◆ WHAT NEEDS TO BE DONE: Filter the records below down to lines containing "JSON".

◆ LISTED RECORDS:

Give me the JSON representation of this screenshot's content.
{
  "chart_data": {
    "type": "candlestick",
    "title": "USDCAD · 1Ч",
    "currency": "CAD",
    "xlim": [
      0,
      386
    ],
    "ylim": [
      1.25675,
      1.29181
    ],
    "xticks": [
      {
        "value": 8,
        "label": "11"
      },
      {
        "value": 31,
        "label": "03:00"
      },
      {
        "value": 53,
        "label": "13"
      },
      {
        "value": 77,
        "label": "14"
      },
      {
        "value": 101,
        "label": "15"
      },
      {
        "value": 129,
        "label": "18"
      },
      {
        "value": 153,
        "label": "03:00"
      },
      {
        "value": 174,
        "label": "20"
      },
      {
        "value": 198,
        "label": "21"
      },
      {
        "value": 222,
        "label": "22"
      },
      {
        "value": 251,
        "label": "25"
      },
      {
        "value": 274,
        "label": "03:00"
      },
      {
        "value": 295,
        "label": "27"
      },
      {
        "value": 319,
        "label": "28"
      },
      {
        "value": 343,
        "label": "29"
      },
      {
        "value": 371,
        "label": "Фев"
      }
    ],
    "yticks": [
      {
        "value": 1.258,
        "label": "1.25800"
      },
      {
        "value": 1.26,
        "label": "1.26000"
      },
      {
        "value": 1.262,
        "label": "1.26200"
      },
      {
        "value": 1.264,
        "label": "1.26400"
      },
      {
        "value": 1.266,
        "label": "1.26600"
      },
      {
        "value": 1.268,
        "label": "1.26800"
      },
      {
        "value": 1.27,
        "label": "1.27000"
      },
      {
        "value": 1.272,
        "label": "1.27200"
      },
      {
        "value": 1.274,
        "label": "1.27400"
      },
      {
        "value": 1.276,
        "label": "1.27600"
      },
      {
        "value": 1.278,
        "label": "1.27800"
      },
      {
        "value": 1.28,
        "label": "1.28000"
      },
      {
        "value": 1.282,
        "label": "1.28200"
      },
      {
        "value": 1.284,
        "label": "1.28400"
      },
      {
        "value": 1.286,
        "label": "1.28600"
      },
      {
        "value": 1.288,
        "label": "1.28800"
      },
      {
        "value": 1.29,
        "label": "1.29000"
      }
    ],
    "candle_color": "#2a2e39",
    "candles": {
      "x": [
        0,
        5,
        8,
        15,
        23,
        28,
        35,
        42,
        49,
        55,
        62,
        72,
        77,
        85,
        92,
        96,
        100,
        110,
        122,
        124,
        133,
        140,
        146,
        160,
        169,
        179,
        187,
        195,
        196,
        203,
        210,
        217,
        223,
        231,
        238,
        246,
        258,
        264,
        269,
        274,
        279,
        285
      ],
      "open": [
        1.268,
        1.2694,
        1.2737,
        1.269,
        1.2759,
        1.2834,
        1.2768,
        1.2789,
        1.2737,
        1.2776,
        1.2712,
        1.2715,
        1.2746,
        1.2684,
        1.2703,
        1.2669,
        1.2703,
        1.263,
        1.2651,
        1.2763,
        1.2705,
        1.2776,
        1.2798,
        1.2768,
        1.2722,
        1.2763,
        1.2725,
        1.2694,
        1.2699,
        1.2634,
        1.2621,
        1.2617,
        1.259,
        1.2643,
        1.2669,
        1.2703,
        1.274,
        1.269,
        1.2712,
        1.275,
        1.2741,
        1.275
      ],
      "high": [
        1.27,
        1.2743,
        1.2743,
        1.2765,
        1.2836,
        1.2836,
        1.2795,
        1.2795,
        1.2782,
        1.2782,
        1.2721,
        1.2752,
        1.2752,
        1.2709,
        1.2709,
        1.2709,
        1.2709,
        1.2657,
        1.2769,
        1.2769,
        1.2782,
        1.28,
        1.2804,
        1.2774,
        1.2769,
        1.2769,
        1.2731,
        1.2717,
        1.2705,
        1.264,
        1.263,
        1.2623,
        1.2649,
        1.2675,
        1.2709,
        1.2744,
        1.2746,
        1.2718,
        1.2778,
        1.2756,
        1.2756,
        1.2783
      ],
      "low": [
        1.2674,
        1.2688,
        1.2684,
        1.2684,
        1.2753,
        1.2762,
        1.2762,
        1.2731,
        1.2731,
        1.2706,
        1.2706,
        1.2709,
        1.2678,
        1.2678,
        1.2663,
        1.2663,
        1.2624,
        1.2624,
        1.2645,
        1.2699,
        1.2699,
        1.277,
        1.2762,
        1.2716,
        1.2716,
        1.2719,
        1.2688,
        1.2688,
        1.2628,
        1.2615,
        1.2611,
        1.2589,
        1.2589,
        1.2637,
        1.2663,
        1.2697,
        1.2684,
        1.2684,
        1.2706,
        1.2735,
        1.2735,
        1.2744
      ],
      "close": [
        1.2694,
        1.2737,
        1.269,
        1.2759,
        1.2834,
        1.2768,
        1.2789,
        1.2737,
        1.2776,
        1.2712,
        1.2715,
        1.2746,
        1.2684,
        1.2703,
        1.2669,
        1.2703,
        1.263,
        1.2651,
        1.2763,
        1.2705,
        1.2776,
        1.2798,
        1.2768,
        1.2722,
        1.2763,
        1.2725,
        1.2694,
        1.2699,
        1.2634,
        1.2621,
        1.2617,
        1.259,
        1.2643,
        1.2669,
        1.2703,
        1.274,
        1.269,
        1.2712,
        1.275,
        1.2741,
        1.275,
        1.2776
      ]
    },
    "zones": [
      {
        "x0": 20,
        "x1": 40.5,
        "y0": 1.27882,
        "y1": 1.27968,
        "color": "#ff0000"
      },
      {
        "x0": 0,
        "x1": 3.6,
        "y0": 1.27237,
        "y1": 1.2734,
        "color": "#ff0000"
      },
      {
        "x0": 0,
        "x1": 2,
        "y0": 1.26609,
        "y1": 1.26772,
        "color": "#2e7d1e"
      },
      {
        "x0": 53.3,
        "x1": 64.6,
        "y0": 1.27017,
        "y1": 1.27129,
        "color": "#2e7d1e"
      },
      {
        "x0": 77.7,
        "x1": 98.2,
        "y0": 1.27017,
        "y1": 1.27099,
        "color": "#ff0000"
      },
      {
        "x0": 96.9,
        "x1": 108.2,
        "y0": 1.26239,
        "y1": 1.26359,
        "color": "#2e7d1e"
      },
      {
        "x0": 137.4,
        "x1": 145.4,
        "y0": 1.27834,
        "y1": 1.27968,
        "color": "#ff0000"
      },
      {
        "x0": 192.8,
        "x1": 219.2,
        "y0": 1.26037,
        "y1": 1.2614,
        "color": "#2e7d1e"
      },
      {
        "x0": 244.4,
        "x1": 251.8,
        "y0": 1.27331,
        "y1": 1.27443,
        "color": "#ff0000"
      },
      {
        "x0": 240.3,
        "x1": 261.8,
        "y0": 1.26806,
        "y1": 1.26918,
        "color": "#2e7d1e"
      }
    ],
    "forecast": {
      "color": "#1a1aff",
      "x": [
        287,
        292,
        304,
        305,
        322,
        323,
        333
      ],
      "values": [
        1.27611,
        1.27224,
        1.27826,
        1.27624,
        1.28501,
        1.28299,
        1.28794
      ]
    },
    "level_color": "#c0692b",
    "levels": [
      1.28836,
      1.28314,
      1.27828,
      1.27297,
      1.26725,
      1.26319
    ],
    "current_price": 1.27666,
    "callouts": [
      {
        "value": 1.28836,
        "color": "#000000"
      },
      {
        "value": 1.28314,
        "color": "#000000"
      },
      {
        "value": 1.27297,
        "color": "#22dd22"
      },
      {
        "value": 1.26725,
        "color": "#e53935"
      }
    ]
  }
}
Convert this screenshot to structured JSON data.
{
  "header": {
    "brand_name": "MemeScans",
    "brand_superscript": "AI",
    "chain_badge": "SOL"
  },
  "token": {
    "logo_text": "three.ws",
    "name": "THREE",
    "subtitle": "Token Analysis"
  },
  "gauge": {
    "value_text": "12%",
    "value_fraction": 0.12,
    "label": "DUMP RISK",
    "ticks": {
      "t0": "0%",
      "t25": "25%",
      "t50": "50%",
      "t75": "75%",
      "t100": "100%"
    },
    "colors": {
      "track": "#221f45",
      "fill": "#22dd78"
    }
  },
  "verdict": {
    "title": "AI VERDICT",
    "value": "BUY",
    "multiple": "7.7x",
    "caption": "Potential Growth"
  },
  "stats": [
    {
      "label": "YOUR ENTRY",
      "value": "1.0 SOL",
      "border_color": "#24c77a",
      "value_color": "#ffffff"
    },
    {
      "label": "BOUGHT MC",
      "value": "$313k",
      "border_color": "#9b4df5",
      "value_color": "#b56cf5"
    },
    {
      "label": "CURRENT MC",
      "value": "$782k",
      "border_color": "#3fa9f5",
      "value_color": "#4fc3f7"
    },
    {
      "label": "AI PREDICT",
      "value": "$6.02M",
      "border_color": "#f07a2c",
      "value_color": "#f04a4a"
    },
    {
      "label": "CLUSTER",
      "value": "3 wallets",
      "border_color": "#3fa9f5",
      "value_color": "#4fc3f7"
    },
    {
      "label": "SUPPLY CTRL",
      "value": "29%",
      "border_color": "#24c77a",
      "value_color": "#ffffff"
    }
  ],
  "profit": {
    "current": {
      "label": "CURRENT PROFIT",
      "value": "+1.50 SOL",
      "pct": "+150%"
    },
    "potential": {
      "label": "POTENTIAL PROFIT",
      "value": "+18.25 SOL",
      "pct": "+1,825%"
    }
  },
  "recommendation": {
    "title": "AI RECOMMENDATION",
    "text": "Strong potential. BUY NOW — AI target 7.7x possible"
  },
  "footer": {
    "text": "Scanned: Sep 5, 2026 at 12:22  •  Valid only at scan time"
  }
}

◆ OUTPUT BELOW:
Give me the JSON representation of this screenshot's content.
Convert this screenshot to structured JSON data.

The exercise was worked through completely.